Required work - Search the records for "Dongfengqiao". Copy every line where it appears.
####
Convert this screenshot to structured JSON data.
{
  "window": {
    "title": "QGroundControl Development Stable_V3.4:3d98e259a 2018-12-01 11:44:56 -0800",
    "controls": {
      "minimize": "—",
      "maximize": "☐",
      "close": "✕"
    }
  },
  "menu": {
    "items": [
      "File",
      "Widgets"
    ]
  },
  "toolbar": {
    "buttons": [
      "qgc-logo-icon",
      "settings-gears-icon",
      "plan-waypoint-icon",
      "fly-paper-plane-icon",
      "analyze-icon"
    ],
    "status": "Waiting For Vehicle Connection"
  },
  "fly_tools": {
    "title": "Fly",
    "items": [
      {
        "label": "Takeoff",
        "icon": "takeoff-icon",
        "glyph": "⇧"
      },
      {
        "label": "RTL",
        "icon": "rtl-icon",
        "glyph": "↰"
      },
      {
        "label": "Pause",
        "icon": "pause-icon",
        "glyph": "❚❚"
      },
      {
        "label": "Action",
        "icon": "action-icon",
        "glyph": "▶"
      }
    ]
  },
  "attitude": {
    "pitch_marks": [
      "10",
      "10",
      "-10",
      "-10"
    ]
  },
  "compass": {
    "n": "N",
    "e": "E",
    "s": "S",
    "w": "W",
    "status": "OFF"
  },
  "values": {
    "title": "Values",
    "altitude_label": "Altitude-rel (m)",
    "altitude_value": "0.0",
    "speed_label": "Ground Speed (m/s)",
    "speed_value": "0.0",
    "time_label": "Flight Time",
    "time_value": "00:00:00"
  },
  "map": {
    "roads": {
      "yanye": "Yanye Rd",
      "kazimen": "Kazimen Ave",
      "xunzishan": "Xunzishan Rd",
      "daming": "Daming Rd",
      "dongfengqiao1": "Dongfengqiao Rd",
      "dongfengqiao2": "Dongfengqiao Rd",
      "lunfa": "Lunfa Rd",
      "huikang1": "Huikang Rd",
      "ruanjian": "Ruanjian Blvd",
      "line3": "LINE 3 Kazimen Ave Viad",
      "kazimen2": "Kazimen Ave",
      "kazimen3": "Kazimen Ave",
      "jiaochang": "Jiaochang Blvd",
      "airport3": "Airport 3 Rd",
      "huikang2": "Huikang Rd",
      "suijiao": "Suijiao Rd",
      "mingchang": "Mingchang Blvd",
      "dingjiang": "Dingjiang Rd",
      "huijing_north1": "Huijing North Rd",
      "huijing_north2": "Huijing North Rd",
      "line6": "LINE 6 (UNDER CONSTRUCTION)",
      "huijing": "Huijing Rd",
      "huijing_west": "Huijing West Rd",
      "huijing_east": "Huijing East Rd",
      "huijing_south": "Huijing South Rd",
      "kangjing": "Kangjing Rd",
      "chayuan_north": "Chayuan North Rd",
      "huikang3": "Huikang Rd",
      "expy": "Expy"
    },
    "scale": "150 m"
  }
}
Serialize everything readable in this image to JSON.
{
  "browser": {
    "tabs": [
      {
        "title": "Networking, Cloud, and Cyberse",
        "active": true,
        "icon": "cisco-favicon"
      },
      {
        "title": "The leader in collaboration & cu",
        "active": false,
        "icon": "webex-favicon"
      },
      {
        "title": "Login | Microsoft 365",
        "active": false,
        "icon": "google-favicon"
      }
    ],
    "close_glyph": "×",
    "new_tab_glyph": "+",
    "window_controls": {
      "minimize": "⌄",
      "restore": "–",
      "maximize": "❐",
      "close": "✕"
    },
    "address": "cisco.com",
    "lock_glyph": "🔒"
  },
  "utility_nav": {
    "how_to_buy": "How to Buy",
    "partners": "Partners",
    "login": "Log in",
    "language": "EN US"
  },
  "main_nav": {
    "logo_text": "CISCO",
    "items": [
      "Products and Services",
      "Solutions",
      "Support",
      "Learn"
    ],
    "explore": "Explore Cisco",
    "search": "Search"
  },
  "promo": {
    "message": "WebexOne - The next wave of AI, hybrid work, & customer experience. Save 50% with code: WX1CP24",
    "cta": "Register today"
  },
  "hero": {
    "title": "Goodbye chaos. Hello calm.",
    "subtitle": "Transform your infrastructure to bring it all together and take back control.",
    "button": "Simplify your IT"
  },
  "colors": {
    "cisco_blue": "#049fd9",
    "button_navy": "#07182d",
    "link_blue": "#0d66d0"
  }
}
####
Result below -
      "dongfengqiao1": "Dongfengqiao Rd",
      "dongfengqiao2": "Dongfengqiao Rd",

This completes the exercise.